Tugas 1 —
Jawablah pertanyaan berikut berdasarkan teks tentang budaya Papua.
(a) Menurut teks, benturan budaya terjadi antara budaya apa dan budaya apa?
(b) Dengan apa Papua diidentikkan?
(c) Budaya Papua dianggap bersifat apa sehingga harus dibarui atau di-Indonesiakan?

DETIKINDONESIA.CO.ID, PAPUA – Nilai-nilai budaya sebagai identitas orang asli Papua memang sudah dilumpuhkan dan dicabut dari akar-akarnya, atas dampak dari kebijakan pemerintah Indonesia yang sentralistik dengan Budaya Jawa. Ada benturan budaya antara Budaya Melayu dan Budaya Papua.
Budaya Papua yang di warisi oleh orang Papua dipandang lebih rendah, dan manusia juga dipandang rendah. Papua diindentik dengan “Koteka” baju tradisional penduduk pedalaman bagi kaum pria. Budaya Papua dianggap primitif yang harus dibarui atau di Indonesiakan.

Bahan Latihan —

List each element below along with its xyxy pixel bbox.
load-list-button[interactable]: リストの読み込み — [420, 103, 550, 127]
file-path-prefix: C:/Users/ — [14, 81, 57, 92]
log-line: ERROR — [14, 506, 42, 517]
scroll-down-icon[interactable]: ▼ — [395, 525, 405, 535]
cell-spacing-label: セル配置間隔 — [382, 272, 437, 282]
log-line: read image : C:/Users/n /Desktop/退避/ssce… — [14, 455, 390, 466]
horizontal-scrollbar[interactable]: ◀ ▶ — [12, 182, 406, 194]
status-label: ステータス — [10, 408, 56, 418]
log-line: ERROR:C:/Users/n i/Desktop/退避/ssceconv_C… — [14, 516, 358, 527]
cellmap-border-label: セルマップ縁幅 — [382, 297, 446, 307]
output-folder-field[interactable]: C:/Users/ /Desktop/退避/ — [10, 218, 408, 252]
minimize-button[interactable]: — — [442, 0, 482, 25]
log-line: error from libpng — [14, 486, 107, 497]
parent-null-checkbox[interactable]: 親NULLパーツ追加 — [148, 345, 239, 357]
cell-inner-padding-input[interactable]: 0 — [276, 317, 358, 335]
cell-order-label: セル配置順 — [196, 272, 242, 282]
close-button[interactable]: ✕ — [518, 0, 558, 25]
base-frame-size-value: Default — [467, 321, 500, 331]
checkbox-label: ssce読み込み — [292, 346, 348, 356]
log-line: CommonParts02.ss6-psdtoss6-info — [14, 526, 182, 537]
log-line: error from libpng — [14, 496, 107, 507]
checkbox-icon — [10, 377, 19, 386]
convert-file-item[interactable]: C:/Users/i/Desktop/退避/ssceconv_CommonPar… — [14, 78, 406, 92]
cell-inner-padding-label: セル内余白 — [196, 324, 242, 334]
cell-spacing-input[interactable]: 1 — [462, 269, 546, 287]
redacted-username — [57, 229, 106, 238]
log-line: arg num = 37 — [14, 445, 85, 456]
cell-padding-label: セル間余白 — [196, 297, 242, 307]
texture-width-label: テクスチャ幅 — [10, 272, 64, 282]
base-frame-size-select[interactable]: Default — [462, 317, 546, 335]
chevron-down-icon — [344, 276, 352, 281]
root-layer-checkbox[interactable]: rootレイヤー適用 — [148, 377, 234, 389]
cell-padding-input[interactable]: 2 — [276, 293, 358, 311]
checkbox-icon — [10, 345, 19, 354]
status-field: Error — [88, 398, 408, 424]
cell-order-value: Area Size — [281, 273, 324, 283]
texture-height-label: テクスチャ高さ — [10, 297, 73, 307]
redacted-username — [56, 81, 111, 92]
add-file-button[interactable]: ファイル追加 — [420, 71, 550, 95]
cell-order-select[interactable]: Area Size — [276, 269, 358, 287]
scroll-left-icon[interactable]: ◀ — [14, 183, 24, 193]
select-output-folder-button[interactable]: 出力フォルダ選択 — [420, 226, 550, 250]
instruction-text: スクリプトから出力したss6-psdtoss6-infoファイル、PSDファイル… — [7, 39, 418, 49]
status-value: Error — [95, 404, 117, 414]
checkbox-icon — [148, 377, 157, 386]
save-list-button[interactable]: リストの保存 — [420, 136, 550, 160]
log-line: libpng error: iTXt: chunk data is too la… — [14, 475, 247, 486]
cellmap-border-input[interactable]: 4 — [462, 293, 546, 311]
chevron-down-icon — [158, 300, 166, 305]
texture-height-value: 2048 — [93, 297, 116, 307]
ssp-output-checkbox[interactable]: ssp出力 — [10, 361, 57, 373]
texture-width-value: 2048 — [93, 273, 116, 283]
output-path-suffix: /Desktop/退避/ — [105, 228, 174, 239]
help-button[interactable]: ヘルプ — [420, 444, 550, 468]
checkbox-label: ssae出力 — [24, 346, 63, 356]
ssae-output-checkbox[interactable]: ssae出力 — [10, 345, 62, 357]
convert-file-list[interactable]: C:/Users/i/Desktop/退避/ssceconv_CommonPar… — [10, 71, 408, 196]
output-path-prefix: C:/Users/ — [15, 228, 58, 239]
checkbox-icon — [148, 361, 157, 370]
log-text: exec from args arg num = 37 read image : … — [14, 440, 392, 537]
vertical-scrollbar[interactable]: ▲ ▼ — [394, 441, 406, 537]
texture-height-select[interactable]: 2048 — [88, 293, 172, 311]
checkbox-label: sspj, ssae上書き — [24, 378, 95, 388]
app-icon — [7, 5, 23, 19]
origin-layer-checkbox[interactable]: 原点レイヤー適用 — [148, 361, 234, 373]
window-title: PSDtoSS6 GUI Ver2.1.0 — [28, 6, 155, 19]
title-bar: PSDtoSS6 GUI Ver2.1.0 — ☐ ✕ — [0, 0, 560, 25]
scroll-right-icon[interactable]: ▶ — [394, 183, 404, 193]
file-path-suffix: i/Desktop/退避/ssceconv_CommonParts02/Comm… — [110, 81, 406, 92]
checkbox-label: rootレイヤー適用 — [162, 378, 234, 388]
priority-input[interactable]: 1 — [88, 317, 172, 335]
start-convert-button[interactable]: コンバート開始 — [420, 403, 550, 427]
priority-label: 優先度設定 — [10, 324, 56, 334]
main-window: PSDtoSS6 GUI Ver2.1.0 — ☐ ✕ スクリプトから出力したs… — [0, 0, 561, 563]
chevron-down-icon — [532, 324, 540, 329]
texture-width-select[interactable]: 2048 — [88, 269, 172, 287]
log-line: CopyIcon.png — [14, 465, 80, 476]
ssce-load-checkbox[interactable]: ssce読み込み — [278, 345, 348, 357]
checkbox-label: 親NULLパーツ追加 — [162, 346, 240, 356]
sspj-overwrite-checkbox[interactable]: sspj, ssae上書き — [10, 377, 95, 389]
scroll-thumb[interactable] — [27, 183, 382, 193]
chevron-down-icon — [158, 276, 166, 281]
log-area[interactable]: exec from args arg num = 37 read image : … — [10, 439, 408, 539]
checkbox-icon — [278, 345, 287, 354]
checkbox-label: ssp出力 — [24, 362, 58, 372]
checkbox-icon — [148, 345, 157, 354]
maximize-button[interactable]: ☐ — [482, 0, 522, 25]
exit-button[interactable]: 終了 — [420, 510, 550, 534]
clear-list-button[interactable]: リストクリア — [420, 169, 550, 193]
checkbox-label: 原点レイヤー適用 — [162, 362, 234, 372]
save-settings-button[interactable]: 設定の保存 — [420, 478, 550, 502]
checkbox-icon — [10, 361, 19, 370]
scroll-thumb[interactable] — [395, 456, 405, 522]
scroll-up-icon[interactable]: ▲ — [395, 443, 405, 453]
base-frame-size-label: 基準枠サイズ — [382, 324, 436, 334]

Tugas 2 — Kutip kata demi kata baris-baris pada entri, mulai dari baris pertama entri dan berakhir pada baris yang memuat "log-line: ERROR:C:/Users/n i/Desktop/退避/ssceconv_C…", kedua ujungnya ikut disertakan.

Jawaban Latihan 1 —
(a) Antara Budaya Melayu dan Budaya Papua.
(b) Dengan "Koteka", baju tradisional penduduk pedalaman bagi kaum pria.
(c) Primitif.

Jawaban Latihan 2 —
List each element below along with its xyxy pixel bbox.
load-list-button[interactable]: リストの読み込み — [420, 103, 550, 127]
file-path-prefix: C:/Users/ — [14, 81, 57, 92]
log-line: ERROR — [14, 506, 42, 517]
scroll-down-icon[interactable]: ▼ — [395, 525, 405, 535]
cell-spacing-label: セル配置間隔 — [382, 272, 437, 282]
log-line: read image : C:/Users/n /Desktop/退避/ssce… — [14, 455, 390, 466]
horizontal-scrollbar[interactable]: ◀ ▶ — [12, 182, 406, 194]
status-label: ステータス — [10, 408, 56, 418]
log-line: ERROR:C:/Users/n i/Desktop/退避/ssceconv_C… — [14, 516, 358, 527]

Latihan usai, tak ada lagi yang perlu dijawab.